::: Data to use :::

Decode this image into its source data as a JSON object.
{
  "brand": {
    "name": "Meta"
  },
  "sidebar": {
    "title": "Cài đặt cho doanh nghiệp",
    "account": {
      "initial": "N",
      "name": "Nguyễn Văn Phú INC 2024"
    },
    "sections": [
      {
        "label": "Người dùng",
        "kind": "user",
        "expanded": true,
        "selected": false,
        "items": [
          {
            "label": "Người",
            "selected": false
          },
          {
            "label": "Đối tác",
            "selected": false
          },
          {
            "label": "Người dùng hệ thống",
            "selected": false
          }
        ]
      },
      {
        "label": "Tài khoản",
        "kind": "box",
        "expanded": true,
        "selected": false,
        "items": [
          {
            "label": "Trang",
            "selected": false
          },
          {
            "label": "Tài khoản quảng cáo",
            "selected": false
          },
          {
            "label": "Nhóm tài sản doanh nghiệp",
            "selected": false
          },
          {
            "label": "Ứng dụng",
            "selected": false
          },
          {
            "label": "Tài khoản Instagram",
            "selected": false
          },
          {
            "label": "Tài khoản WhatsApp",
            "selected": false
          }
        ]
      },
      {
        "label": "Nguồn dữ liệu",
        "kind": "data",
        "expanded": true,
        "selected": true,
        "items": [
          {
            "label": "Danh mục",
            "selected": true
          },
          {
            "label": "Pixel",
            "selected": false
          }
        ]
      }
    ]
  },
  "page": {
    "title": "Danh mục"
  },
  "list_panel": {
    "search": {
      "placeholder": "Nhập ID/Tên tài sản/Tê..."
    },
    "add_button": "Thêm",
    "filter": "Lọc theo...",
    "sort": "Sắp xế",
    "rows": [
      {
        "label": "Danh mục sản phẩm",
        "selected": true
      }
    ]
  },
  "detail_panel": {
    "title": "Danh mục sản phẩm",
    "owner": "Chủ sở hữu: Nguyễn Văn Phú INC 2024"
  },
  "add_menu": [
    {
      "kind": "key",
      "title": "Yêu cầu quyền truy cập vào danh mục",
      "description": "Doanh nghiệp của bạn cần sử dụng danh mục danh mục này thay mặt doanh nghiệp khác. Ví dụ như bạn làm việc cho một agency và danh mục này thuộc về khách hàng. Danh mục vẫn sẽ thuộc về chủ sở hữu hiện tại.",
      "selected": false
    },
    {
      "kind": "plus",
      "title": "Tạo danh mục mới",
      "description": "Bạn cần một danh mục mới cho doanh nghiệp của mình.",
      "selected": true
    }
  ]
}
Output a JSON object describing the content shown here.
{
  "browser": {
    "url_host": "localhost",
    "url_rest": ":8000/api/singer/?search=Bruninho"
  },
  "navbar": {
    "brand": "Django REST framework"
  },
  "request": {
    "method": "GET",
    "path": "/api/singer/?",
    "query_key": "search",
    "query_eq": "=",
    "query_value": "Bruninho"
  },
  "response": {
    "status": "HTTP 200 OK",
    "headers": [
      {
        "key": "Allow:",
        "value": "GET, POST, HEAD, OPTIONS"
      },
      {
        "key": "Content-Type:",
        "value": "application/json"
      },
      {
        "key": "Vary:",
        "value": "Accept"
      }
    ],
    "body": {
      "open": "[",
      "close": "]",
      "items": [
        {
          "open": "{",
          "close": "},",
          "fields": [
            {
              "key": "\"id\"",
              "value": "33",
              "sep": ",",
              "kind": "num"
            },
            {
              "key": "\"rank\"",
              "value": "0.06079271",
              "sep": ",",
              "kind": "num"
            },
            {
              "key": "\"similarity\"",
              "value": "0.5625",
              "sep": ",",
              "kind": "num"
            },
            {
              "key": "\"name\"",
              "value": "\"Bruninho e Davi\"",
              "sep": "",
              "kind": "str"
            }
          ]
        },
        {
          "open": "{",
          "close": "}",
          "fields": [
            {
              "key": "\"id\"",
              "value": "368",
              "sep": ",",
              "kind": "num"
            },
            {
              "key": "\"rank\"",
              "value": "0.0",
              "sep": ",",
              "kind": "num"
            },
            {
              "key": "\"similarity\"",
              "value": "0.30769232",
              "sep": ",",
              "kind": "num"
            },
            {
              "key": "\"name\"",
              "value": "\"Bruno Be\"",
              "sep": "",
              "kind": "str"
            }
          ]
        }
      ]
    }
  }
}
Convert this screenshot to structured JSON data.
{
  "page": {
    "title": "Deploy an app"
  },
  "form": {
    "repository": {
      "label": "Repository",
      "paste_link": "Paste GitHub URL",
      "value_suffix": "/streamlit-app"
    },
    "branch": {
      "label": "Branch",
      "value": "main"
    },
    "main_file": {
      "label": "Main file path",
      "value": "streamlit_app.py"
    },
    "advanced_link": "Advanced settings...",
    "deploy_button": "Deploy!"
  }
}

:::

▸ Problem to solve:
What count of lines in the listing contain the word "Nguyễn"? Reply with the number only.

▸ Answer:
2